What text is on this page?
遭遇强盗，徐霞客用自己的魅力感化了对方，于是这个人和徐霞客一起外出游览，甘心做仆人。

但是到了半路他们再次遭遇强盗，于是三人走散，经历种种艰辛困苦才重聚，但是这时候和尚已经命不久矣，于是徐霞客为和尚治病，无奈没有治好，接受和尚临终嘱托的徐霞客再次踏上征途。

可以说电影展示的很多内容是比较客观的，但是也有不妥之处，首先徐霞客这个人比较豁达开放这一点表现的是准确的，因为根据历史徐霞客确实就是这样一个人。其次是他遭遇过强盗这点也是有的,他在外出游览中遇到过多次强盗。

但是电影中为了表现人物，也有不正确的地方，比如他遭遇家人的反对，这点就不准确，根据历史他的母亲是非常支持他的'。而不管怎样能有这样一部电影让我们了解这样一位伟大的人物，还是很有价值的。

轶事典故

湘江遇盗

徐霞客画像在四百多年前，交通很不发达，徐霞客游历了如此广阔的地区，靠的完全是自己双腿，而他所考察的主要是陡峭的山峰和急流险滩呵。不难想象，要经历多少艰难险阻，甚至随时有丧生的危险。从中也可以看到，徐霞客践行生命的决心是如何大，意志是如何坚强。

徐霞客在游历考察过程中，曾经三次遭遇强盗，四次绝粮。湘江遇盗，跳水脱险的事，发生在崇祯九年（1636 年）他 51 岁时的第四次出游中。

▸ **SET PROBLEM**
Check each line of the records above for the string "湘江遇盗", and report every line that has it.

▸ **TASK OUTPUT**
湘江遇盗
徐霞客在游历考察过程中，曾经三次遭遇强盗，四次绝粮。湘江遇盗，跳水脱险的事，发生在崇祯九年（1636 年）他 51 岁时的第四次出游中。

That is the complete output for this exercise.